> **What to produce**
Repeat the records below exactly as they appear.

(Stored records)
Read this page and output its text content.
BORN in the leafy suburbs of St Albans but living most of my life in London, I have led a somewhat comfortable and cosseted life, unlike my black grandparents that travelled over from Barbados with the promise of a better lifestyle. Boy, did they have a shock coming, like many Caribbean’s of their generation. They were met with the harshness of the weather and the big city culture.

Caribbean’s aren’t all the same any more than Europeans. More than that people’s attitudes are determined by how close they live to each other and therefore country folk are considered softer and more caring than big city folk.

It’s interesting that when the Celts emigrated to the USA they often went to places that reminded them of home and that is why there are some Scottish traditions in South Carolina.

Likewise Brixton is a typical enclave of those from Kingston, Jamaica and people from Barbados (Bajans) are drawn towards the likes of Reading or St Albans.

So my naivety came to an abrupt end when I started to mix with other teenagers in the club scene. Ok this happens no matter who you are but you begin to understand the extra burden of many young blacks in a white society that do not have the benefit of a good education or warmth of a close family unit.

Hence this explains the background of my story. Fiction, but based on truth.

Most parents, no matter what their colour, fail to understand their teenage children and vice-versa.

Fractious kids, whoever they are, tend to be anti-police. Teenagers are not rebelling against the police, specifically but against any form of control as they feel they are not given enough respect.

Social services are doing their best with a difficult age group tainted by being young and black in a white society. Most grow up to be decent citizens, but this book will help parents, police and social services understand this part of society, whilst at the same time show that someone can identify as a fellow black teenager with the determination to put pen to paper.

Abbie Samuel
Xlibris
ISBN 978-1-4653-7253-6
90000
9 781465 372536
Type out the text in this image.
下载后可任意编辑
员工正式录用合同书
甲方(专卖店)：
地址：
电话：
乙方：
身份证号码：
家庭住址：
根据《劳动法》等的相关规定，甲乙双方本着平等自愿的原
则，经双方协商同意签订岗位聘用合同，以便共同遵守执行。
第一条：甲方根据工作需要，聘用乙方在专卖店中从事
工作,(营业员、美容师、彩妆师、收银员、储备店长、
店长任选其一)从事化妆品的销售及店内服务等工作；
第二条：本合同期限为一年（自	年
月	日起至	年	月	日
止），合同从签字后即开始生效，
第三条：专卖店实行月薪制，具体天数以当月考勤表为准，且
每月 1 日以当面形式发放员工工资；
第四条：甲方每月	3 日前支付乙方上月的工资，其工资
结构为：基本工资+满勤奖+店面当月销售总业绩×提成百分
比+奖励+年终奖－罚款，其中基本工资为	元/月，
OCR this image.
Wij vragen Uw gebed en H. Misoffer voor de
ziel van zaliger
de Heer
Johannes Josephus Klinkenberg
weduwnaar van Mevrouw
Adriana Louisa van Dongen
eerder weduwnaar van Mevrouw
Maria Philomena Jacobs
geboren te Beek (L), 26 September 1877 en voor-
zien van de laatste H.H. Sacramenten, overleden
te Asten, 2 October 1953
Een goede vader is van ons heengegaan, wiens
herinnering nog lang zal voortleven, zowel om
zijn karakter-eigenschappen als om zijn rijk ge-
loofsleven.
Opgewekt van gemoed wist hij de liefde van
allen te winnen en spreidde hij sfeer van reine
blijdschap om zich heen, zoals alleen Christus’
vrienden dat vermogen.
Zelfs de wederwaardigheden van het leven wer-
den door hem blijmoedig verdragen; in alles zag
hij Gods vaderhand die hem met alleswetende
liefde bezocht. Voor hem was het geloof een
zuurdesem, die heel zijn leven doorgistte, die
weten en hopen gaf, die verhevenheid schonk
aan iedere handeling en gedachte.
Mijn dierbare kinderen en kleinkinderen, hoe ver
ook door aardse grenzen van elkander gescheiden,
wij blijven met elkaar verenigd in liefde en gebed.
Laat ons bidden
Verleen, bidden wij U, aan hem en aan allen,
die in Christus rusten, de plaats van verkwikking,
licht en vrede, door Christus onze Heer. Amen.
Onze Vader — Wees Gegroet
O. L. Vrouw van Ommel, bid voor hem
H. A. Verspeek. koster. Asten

> **Written solution**
Read this page and output its text content.
BORN in the leafy suburbs of St Albans but living most of my life in London, I have led a somewhat comfortable and cosseted life, unlike my black grandparents that travelled over from Barbados with the promise of a better lifestyle. Boy, did they have a shock coming, like many Caribbean’s of their generation. They were met with the harshness of the weather and the big city culture.

Caribbean’s aren’t all the same any more than Europeans. More than that people’s attitudes are determined by how close they live to each other and therefore country folk are considered softer and more caring than big city folk.

It’s interesting that when the Celts emigrated to the USA they often went to places that reminded them of home and that is why there are some Scottish traditions in South Carolina.

Likewise Brixton is a typical enclave of those from Kingston, Jamaica and people from Barbados (Bajans) are drawn towards the likes of Reading or St Albans.

So my naivety came to an abrupt end when I started to mix with other teenagers in the club scene. Ok this happens no matter who you are but you begin to understand the extra burden of many young blacks in a white society that do not have the benefit of a good education or warmth of a close family unit.

Hence this explains the background of my story. Fiction, but based on truth.

Most parents, no matter what their colour, fail to understand their teenage children and vice-versa.

Fractious kids, whoever they are, tend to be anti-police. Teenagers are not rebelling against the police, specifically but against any form of control as they feel they are not given enough respect.

Social services are doing their best with a difficult age group tainted by being young and black in a white society. Most grow up to be decent citizens, but this book will help parents, police and social services understand this part of society, whilst at the same time show that someone can identify as a fellow black teenager with the determination to put pen to paper.

Abbie Samuel
Xlibris
ISBN 978-1-4653-7253-6
90000
9 781465 372536
Type out the text in this image.
下载后可任意编辑
员工正式录用合同书
甲方(专卖店)：
地址：
电话：
乙方：
身份证号码：
家庭住址：
根据《劳动法》等的相关规定，甲乙双方本着平等自愿的原
则，经双方协商同意签订岗位聘用合同，以便共同遵守执行。
第一条：甲方根据工作需要，聘用乙方在专卖店中从事
工作,(营业员、美容师、彩妆师、收银员、储备店长、
店长任选其一)从事化妆品的销售及店内服务等工作；
第二条：本合同期限为一年（自	年
月	日起至	年	月	日
止），合同从签字后即开始生效，
第三条：专卖店实行月薪制，具体天数以当月考勤表为准，且
每月 1 日以当面形式发放员工工资；
第四条：甲方每月	3 日前支付乙方上月的工资，其工资
结构为：基本工资+满勤奖+店面当月销售总业绩×提成百分
比+奖励+年终奖－罚款，其中基本工资为	元/月，
OCR this image.
Wij vragen Uw gebed en H. Misoffer voor de
ziel van zaliger
de Heer
Johannes Josephus Klinkenberg
weduwnaar van Mevrouw
Adriana Louisa van Dongen
eerder weduwnaar van Mevrouw
Maria Philomena Jacobs
geboren te Beek (L), 26 September 1877 en voor-
zien van de laatste H.H. Sacramenten, overleden
te Asten, 2 October 1953
Een goede vader is van ons heengegaan, wiens
herinnering nog lang zal voortleven, zowel om
zijn karakter-eigenschappen als om zijn rijk ge-
loofsleven.
Opgewekt van gemoed wist hij de liefde van
allen te winnen en spreidde hij sfeer van reine
blijdschap om zich heen, zoals alleen Christus’
vrienden dat vermogen.
Zelfs de wederwaardigheden van het leven wer-
den door hem blijmoedig verdragen; in alles zag
hij Gods vaderhand die hem met alleswetende
liefde bezocht. Voor hem was het geloof een
zuurdesem, die heel zijn leven doorgistte, die
weten en hopen gaf, die verhevenheid schonk
aan iedere handeling en gedachte.
Mijn dierbare kinderen en kleinkinderen, hoe ver
ook door aardse grenzen van elkander gescheiden,
wij blijven met elkaar verenigd in liefde en gebed.
Laat ons bidden
Verleen, bidden wij U, aan hem en aan allen,
die in Christus rusten, de plaats van verkwikking,
licht en vrede, door Christus onze Heer. Amen.
Onze Vader — Wees Gegroet
O. L. Vrouw van Ommel, bid voor hem
H. A. Verspeek. koster. Asten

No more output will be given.